— Start Task data —

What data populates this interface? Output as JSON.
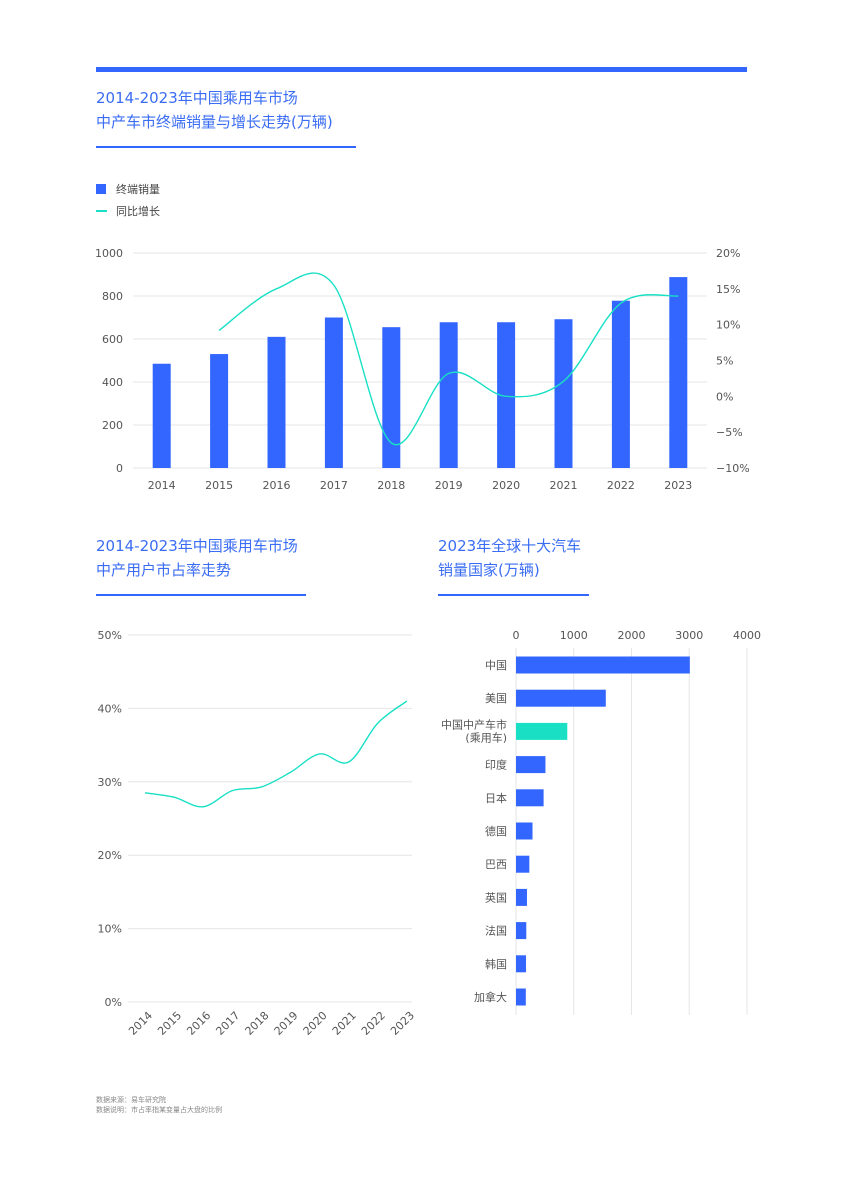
{
  "colors": {
    "accent": "#3366ff",
    "teal": "#19e0c5",
    "grid": "#e6e6e6",
    "title": "#3a6cf4"
  },
  "chart1": {
    "title_line1": "2014-2023年中国乘用车市场",
    "title_line2": "中产车市终端销量与增长走势(万辆)",
    "legend_bar": "终端销量",
    "legend_line": "同比增长"
  },
  "chart2": {
    "title_line1": "2014-2023年中国乘用车市场",
    "title_line2": "中产用户市占率走势"
  },
  "chart3": {
    "title_line1": "2023年全球十大汽车",
    "title_line2": "销量国家(万辆)"
  },
  "notes": {
    "source": "数据来源：易车研究院",
    "explain": "数据说明：市占率指某变量占大盘的比例"
  },
  "chart_data": [
    {
      "type": "bar",
      "title": "2014-2023年中国乘用车市场中产车市终端销量与增长走势(万辆)",
      "categories": [
        "2014",
        "2015",
        "2016",
        "2017",
        "2018",
        "2019",
        "2020",
        "2021",
        "2022",
        "2023"
      ],
      "series": [
        {
          "name": "终端销量",
          "type": "bar",
          "axis": "left",
          "values": [
            485,
            530,
            610,
            700,
            655,
            678,
            678,
            692,
            778,
            888
          ]
        },
        {
          "name": "同比增长",
          "type": "line",
          "axis": "right",
          "values": [
            null,
            9.2,
            15.0,
            15.5,
            -6.5,
            3.2,
            0.0,
            2.1,
            13.0,
            14.0
          ]
        }
      ],
      "ylim": [
        0,
        1000
      ],
      "yticks": [
        0,
        200,
        400,
        600,
        800,
        1000
      ],
      "y2lim": [
        -10,
        20
      ],
      "y2ticks": [
        "−10%",
        "−5%",
        "0%",
        "5%",
        "10%",
        "15%",
        "20%"
      ],
      "grid": true,
      "legend": "top-left"
    },
    {
      "type": "line",
      "title": "2014-2023年中国乘用车市场中产用户市占率走势",
      "categories": [
        "2014",
        "2015",
        "2016",
        "2017",
        "2018",
        "2019",
        "2020",
        "2021",
        "2022",
        "2023"
      ],
      "series": [
        {
          "values": [
            28.5,
            27.9,
            26.6,
            28.8,
            29.3,
            31.3,
            33.8,
            32.7,
            38.0,
            41.0
          ]
        }
      ],
      "ylim": [
        0,
        50
      ],
      "yticks": [
        "0%",
        "10%",
        "20%",
        "30%",
        "40%",
        "50%"
      ],
      "grid": true
    },
    {
      "type": "bar",
      "orientation": "horizontal",
      "title": "2023年全球十大汽车销量国家(万辆)",
      "categories": [
        "中国",
        "美国",
        "中国中产车市(乘用车)",
        "印度",
        "日本",
        "德国",
        "巴西",
        "英国",
        "法国",
        "韩国",
        "加拿大"
      ],
      "category_labels": [
        [
          "中国"
        ],
        [
          "美国"
        ],
        [
          "中国中产车市",
          "(乘用车)"
        ],
        [
          "印度"
        ],
        [
          "日本"
        ],
        [
          "德国"
        ],
        [
          "巴西"
        ],
        [
          "英国"
        ],
        [
          "法国"
        ],
        [
          "韩国"
        ],
        [
          "加拿大"
        ]
      ],
      "values": [
        3010,
        1555,
        888,
        510,
        478,
        286,
        231,
        190,
        178,
        173,
        170
      ],
      "highlight_index": 2,
      "xlim": [
        0,
        4000
      ],
      "xticks": [
        0,
        1000,
        2000,
        3000,
        4000
      ],
      "grid": true
    }
  ]
}
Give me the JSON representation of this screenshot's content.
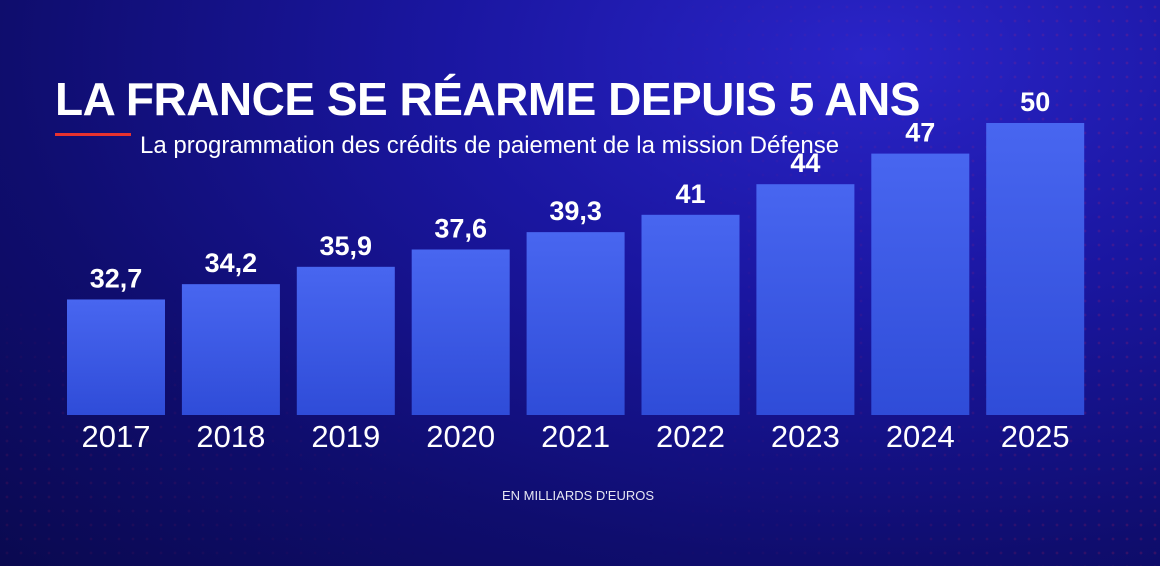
{
  "header": {
    "title": "LA FRANCE SE RÉARME DEPUIS 5 ANS",
    "subtitle": "La programmation des crédits de paiement de la mission Défense",
    "accent_color": "#e8322f"
  },
  "footer": {
    "unit_label": "EN MILLIARDS D'EUROS"
  },
  "chart_data": {
    "type": "bar",
    "title": "LA FRANCE SE RÉARME DEPUIS 5 ANS",
    "subtitle": "La programmation des crédits de paiement de la mission Défense",
    "categories": [
      "2017",
      "2018",
      "2019",
      "2020",
      "2021",
      "2022",
      "2023",
      "2024",
      "2025"
    ],
    "values": [
      32.7,
      34.2,
      35.9,
      37.6,
      39.3,
      41,
      44,
      47,
      50
    ],
    "value_labels": [
      "32,7",
      "34,2",
      "35,9",
      "37,6",
      "39,3",
      "41",
      "44",
      "47",
      "50"
    ],
    "ylabel": "EN MILLIARDS D'EUROS",
    "xlabel": "",
    "grid": false,
    "legend": "none",
    "bar_color": "#3a5ae8"
  }
}
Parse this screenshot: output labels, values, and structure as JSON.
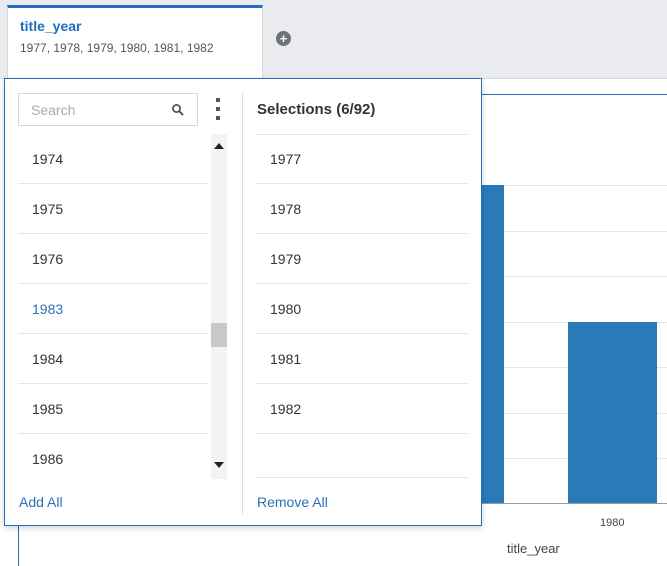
{
  "filter": {
    "title": "title_year",
    "values_text": "1977, 1978, 1979, 1980, 1981, 1982",
    "add_icon": "plus-circle-icon"
  },
  "search": {
    "placeholder": "Search",
    "value": ""
  },
  "available_list": {
    "items": [
      "1974",
      "1975",
      "1976",
      "1983",
      "1984",
      "1985",
      "1986"
    ],
    "highlighted": "1983"
  },
  "selections": {
    "header": "Selections (6/92)",
    "items": [
      "1977",
      "1978",
      "1979",
      "1980",
      "1981",
      "1982"
    ]
  },
  "actions": {
    "add_all": "Add All",
    "remove_all": "Remove All"
  },
  "chart": {
    "visible_tick_label": "1980",
    "x_axis_title": "title_year",
    "bar_color": "#2a7ab8"
  },
  "colors": {
    "accent": "#1f6fbf",
    "link": "#2d6fb7"
  }
}
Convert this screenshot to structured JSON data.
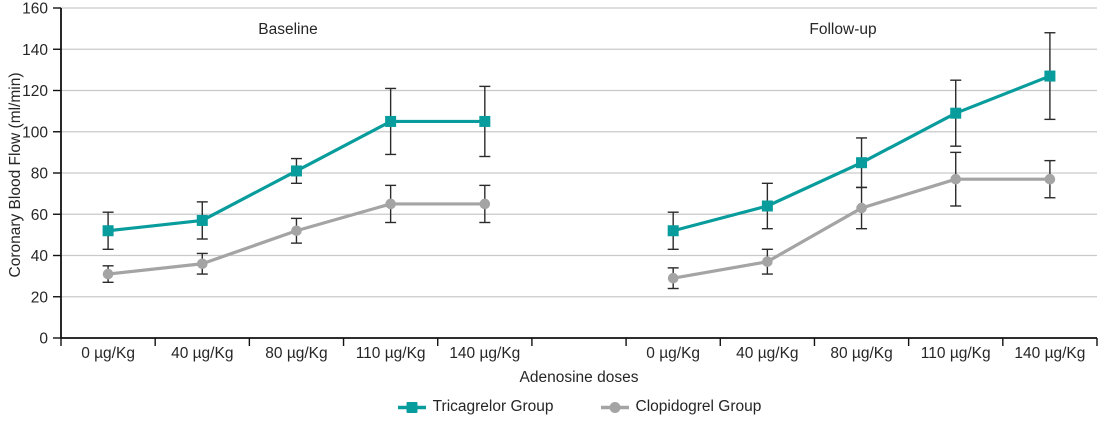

— End Task data —

» Work required: Restate the full listing verbatim and drop every picture.

» Written response:
What data populates this interface? Output as JSON.
{
  "colors": {
    "accent": "#3366ff",
    "teal": "#19e0c5",
    "grid": "#e6e6e6",
    "title": "#3a6cf4"
  },
  "chart1": {
    "title_line1": "2014-2023年中国乘用车市场",
    "title_line2": "中产车市终端销量与增长走势(万辆)",
    "legend_bar": "终端销量",
    "legend_line": "同比增长"
  },
  "chart2": {
    "title_line1": "2014-2023年中国乘用车市场",
    "title_line2": "中产用户市占率走势"
  },
  "chart3": {
    "title_line1": "2023年全球十大汽车",
    "title_line2": "销量国家(万辆)"
  },
  "notes": {
    "source": "数据来源：易车研究院",
    "explain": "数据说明：市占率指某变量占大盘的比例"
  },
  "chart_data": [
    {
      "type": "bar",
      "title": "2014-2023年中国乘用车市场中产车市终端销量与增长走势(万辆)",
      "categories": [
        "2014",
        "2015",
        "2016",
        "2017",
        "2018",
        "2019",
        "2020",
        "2021",
        "2022",
        "2023"
      ],
      "series": [
        {
          "name": "终端销量",
          "type": "bar",
          "axis": "left",
          "values": [
            485,
            530,
            610,
            700,
            655,
            678,
            678,
            692,
            778,
            888
          ]
        },
        {
          "name": "同比增长",
          "type": "line",
          "axis": "right",
          "values": [
            null,
            9.2,
            15.0,
            15.5,
            -6.5,
            3.2,
            0.0,
            2.1,
            13.0,
            14.0
          ]
        }
      ],
      "ylim": [
        0,
        1000
      ],
      "yticks": [
        0,
        200,
        400,
        600,
        800,
        1000
      ],
      "y2lim": [
        -10,
        20
      ],
      "y2ticks": [
        "−10%",
        "−5%",
        "0%",
        "5%",
        "10%",
        "15%",
        "20%"
      ],
      "grid": true,
      "legend": "top-left"
    },
    {
      "type": "line",
      "title": "2014-2023年中国乘用车市场中产用户市占率走势",
      "categories": [
        "2014",
        "2015",
        "2016",
        "2017",
        "2018",
        "2019",
        "2020",
        "2021",
        "2022",
        "2023"
      ],
      "series": [
        {
          "values": [
            28.5,
            27.9,
            26.6,
            28.8,
            29.3,
            31.3,
            33.8,
            32.7,
            38.0,
            41.0
          ]
        }
      ],
      "ylim": [
        0,
        50
      ],
      "yticks": [
        "0%",
        "10%",
        "20%",
        "30%",
        "40%",
        "50%"
      ],
      "grid": true
    },
    {
      "type": "bar",
      "orientation": "horizontal",
      "title": "2023年全球十大汽车销量国家(万辆)",
      "categories": [
        "中国",
        "美国",
        "中国中产车市(乘用车)",
        "印度",
        "日本",
        "德国",
        "巴西",
        "英国",
        "法国",
        "韩国",
        "加拿大"
      ],
      "category_labels": [
        [
          "中国"
        ],
        [
          "美国"
        ],
        [
          "中国中产车市",
          "(乘用车)"
        ],
        [
          "印度"
        ],
        [
          "日本"
        ],
        [
          "德国"
        ],
        [
          "巴西"
        ],
        [
          "英国"
        ],
        [
          "法国"
        ],
        [
          "韩国"
        ],
        [
          "加拿大"
        ]
      ],
      "values": [
        3010,
        1555,
        888,
        510,
        478,
        286,
        231,
        190,
        178,
        173,
        170
      ],
      "highlight_index": 2,
      "xlim": [
        0,
        4000
      ],
      "xticks": [
        0,
        1000,
        2000,
        3000,
        4000
      ],
      "grid": true
    }
  ]
}
Give me the JSON representation of this screenshot's content.
{
  "header": {
    "title": "LA FRANCE SE RÉARME DEPUIS 5 ANS",
    "subtitle": "La programmation des crédits de paiement de la mission Défense",
    "accent_color": "#e8322f"
  },
  "footer": {
    "unit_label": "EN MILLIARDS D'EUROS"
  },
  "chart_data": {
    "type": "bar",
    "title": "LA FRANCE SE RÉARME DEPUIS 5 ANS",
    "subtitle": "La programmation des crédits de paiement de la mission Défense",
    "categories": [
      "2017",
      "2018",
      "2019",
      "2020",
      "2021",
      "2022",
      "2023",
      "2024",
      "2025"
    ],
    "values": [
      32.7,
      34.2,
      35.9,
      37.6,
      39.3,
      41,
      44,
      47,
      50
    ],
    "value_labels": [
      "32,7",
      "34,2",
      "35,9",
      "37,6",
      "39,3",
      "41",
      "44",
      "47",
      "50"
    ],
    "ylabel": "EN MILLIARDS D'EUROS",
    "xlabel": "",
    "grid": false,
    "legend": "none",
    "bar_color": "#3a5ae8"
  }
}
Parse this screenshot: output labels, values, and structure as JSON.
{
  "filter": {
    "title": "title_year",
    "values_text": "1977, 1978, 1979, 1980, 1981, 1982",
    "add_icon": "plus-circle-icon"
  },
  "search": {
    "placeholder": "Search",
    "value": ""
  },
  "available_list": {
    "items": [
      "1974",
      "1975",
      "1976",
      "1983",
      "1984",
      "1985",
      "1986"
    ],
    "highlighted": "1983"
  },
  "selections": {
    "header": "Selections (6/92)",
    "items": [
      "1977",
      "1978",
      "1979",
      "1980",
      "1981",
      "1982"
    ]
  },
  "actions": {
    "add_all": "Add All",
    "remove_all": "Remove All"
  },
  "chart": {
    "visible_tick_label": "1980",
    "x_axis_title": "title_year",
    "bar_color": "#2a7ab8"
  },
  "colors": {
    "accent": "#1f6fbf",
    "link": "#2d6fb7"
  }
}
Convert this screenshot to structured JSON data.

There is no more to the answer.